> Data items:
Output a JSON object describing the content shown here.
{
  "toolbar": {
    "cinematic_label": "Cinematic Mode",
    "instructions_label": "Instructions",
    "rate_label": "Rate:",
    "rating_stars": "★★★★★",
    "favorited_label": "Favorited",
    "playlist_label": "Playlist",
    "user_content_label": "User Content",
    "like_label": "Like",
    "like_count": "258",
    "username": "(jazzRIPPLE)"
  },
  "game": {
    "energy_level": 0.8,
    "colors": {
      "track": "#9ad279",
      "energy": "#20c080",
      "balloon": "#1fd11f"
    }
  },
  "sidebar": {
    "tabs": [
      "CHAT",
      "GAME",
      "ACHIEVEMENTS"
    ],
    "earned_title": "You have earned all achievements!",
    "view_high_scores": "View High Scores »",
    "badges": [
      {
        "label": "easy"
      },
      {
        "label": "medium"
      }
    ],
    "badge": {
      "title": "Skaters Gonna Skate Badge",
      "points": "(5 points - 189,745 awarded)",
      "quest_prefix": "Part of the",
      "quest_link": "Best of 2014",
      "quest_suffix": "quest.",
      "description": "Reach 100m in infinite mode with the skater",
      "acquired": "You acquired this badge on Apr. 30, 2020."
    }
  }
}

--

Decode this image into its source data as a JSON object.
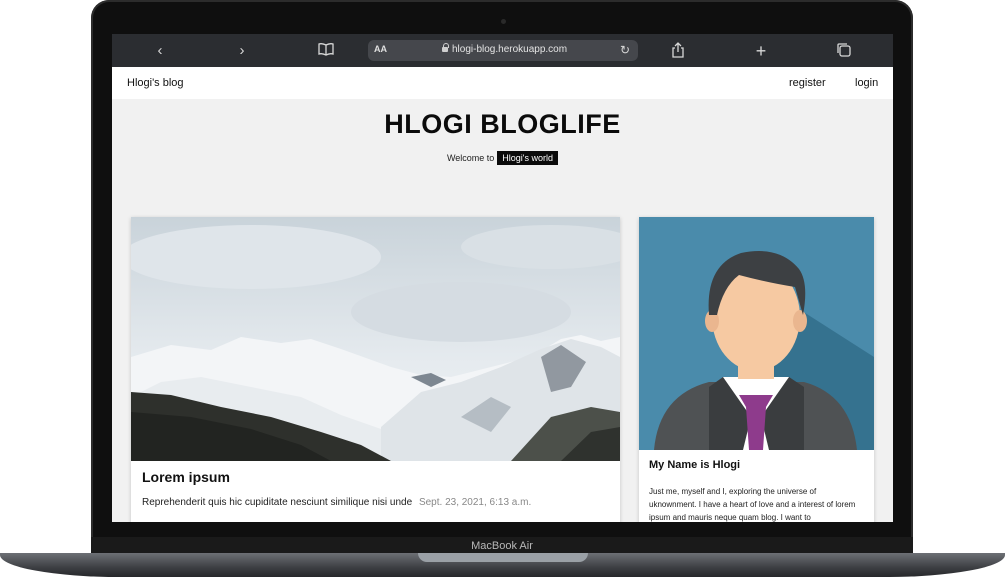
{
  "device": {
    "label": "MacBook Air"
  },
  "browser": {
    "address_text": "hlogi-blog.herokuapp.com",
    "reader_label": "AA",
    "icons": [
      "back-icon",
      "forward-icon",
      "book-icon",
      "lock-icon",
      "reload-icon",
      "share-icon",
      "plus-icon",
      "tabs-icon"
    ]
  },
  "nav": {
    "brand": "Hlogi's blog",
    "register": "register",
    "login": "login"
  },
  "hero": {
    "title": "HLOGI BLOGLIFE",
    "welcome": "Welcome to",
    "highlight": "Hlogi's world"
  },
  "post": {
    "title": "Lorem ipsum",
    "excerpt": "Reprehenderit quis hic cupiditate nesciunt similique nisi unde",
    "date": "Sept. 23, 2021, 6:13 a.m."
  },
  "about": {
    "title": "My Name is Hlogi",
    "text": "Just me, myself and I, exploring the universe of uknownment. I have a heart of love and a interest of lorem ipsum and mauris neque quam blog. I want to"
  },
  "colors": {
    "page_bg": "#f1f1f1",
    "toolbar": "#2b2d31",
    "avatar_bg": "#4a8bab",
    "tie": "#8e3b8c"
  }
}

==

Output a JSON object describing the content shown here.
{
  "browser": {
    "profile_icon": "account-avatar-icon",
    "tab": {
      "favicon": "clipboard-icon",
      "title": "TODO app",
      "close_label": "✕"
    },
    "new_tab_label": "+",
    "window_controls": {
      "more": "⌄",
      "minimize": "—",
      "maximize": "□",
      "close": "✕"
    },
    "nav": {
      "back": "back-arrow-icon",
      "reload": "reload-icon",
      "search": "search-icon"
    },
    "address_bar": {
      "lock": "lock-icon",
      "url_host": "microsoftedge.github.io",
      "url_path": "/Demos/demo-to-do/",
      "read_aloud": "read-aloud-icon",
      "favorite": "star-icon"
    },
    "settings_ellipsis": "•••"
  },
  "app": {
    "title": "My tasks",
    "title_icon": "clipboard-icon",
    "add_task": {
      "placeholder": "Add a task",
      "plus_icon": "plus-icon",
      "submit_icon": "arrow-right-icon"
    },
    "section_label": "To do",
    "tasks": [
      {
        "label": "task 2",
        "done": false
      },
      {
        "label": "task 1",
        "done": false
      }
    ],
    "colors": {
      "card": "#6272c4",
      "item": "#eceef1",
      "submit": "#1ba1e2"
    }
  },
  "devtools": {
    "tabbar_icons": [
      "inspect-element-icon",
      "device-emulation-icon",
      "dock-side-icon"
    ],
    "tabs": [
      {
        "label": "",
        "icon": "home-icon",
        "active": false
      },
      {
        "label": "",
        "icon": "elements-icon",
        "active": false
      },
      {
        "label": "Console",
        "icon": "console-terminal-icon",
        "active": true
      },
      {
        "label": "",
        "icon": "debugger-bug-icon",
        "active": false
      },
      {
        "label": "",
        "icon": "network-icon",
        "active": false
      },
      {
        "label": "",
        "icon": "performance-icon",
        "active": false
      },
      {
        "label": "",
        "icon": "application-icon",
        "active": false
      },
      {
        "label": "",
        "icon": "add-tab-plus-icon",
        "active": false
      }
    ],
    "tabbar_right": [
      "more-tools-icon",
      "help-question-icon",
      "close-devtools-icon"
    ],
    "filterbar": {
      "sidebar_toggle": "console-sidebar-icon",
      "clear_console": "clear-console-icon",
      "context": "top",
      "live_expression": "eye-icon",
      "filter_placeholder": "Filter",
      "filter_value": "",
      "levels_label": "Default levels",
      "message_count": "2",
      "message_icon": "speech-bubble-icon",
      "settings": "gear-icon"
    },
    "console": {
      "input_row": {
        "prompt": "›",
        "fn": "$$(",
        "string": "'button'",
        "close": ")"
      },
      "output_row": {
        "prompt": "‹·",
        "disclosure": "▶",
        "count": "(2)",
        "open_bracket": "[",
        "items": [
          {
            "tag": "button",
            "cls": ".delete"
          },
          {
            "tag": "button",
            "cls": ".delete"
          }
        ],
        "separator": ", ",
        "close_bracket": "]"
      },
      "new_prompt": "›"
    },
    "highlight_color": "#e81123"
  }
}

> WORK TO BE COMPLETED:
Return all the lines that contain the string "plus".

> RESPONSE:
      "plus-icon",
      "plus_icon": "plus-icon",
        "icon": "add-tab-plus-icon",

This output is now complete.